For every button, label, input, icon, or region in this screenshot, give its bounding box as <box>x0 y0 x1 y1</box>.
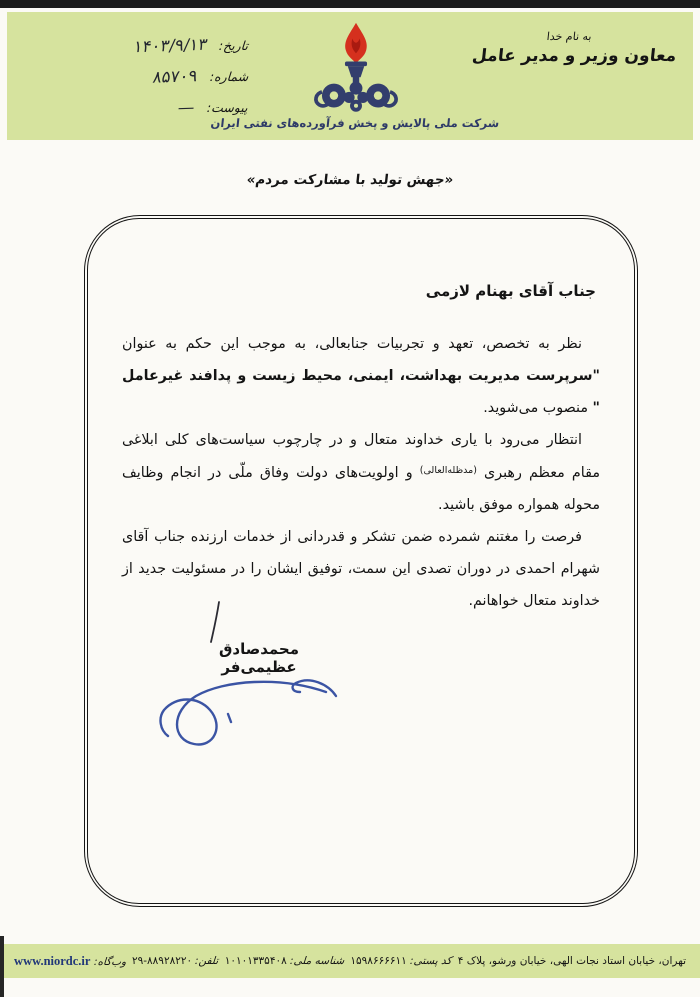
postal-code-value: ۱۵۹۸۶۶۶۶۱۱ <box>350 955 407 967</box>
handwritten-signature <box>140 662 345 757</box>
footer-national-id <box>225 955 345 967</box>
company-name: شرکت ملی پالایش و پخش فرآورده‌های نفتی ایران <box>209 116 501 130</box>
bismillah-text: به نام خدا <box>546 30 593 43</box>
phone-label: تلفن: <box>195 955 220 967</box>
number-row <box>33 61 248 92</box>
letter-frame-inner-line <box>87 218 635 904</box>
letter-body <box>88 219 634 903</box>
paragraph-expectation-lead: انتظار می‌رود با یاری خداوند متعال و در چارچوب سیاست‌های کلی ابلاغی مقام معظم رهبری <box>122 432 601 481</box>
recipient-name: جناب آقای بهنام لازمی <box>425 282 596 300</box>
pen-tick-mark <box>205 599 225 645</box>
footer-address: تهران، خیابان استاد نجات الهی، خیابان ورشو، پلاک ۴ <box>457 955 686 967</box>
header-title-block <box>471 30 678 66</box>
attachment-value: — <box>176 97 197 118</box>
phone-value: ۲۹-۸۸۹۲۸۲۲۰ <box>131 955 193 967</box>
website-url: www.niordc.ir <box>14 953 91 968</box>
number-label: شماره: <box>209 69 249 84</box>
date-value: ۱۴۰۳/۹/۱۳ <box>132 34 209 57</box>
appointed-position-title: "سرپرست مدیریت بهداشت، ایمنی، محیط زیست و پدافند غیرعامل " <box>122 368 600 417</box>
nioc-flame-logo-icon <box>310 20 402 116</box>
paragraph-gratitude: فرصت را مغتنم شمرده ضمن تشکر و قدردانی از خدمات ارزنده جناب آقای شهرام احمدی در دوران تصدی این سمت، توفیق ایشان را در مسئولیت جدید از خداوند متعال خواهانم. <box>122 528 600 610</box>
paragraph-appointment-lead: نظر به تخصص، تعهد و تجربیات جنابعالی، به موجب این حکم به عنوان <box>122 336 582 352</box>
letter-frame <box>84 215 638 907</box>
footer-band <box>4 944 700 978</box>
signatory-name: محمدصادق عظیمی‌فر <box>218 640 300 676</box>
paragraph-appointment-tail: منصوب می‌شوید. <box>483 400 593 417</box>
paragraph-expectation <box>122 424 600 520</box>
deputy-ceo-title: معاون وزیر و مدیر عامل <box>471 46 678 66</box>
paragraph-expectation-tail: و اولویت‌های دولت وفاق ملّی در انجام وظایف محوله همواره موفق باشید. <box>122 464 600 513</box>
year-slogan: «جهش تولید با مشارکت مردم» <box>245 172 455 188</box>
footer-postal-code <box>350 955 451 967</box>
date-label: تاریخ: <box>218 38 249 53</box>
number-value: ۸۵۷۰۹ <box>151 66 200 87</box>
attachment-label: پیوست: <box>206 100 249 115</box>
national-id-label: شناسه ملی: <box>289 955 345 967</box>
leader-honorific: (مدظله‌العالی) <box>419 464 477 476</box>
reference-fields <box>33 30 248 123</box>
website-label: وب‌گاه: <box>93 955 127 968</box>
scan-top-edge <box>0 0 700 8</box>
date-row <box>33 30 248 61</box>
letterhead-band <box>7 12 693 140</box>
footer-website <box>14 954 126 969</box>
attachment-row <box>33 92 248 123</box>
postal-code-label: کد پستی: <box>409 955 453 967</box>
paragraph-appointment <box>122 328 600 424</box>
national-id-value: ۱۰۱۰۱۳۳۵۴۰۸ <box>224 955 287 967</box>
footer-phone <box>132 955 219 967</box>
==
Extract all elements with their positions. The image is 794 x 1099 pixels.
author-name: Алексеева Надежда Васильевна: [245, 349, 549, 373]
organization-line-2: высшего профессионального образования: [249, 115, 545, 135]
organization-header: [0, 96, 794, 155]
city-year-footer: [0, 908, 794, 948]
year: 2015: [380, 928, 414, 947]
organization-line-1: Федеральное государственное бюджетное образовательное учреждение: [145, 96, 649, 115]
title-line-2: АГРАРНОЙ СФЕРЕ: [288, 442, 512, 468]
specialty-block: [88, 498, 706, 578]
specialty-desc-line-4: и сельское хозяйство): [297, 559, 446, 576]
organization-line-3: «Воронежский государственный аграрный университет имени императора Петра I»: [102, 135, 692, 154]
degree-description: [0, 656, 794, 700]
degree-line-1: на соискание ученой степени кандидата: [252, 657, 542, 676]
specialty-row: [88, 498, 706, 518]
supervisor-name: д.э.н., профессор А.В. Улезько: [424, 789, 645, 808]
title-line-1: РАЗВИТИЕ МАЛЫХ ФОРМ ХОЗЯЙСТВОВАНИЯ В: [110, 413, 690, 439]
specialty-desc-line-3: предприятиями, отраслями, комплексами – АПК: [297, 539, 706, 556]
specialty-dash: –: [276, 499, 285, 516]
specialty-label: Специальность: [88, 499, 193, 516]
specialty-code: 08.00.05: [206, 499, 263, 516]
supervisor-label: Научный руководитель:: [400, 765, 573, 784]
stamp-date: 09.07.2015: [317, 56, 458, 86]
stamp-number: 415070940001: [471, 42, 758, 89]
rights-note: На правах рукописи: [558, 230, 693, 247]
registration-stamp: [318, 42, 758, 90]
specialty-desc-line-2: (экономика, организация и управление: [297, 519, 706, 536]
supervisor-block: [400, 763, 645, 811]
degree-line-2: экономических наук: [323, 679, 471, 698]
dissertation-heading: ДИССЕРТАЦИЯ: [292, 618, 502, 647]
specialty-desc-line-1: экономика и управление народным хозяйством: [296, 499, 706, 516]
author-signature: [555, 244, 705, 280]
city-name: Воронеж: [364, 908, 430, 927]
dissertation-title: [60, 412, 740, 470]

**WHAT NEEDS TO BE DONE**
Convert everything from the line containing "postal-code-value: ۱۵۹۸۶۶۶۶۱۱ <box>350" down to the line containing "paragraph-appointment-tail: منصوب می‌شوید.", both included, into a JSON list of strings with one string per line. Leave out any blank lines.

**FINISHED ANSWER**
[
  "postal-code-value: ۱۵۹۸۶۶۶۶۱۱ <box>350 955 407 967</box>",
  "handwritten-signature <box>140 662 345 757</box>",
  "footer-national-id <box>225 955 345 967</box>",
  "company-name: شرکت ملی پالایش و پخش فرآورده‌های نفتی ایران <box>209 116 501 130</box>",
  "bismillah-text: به نام خدا <box>546 30 593 43</box>",
  "phone-label: تلفن: <box>195 955 220 967</box>",
  "number-row <box>33 61 248 92</box>",
  "letter-frame-inner-line <box>87 218 635 904</box>",
  "letter-body <box>88 219 634 903</box>",
  "paragraph-expectation-lead: انتظار می‌رود با یاری خداوند متعال و در چارچوب سیاست‌های کلی ابلاغی مقام معظم رهبری <box>122 432 601 481</box>",
  "recipient-name: جناب آقای بهنام لازمی <box>425 282 596 300</box>",
  "pen-tick-mark <box>205 599 225 645</box>",
  "footer-address: تهران، خیابان استاد نجات الهی، خیابان ورشو، پلاک ۴ <box>457 955 686 967</box>",
  "header-title-block <box>471 30 678 66</box>",
  "attachment-value: — <box>176 97 197 118</box>",
  "phone-value: ۲۹-۸۸۹۲۸۲۲۰ <box>131 955 193 967</box>",
  "website-url: www.niordc.ir <box>14 953 91 968</box>",
  "number-label: شماره: <box>209 69 249 84</box>",
  "date-value: ۱۴۰۳/۹/۱۳ <box>132 34 209 57</box>",
  "appointed-position-title: \"سرپرست مدیریت بهداشت، ایمنی، محیط زیست و پدافند غیرعامل \" <box>122 368 600 417</box>",
  "nioc-flame-logo-icon <box>310 20 402 116</box>",
  "paragraph-gratitude: فرصت را مغتنم شمرده ضمن تشکر و قدردانی از خدمات ارزنده جناب آقای شهرام احمدی در دوران تصدی این سمت، توفیق ایشان را در مسئولیت جدید از خداوند متعال خواهانم. <box>122 528 600 610</box>",
  "paragraph-appointment-lead: نظر به تخصص، تعهد و تجربیات جنابعالی، به موجب این حکم به عنوان <box>122 336 582 352</box>",
  "letter-frame <box>84 215 638 907</box>",
  "footer-band <box>4 944 700 978</box>",
  "signatory-name: محمدصادق عظیمی‌فر <box>218 640 300 676</box>",
  "paragraph-appointment-tail: منصوب می‌شوید. <box>483 400 593 417</box>"
]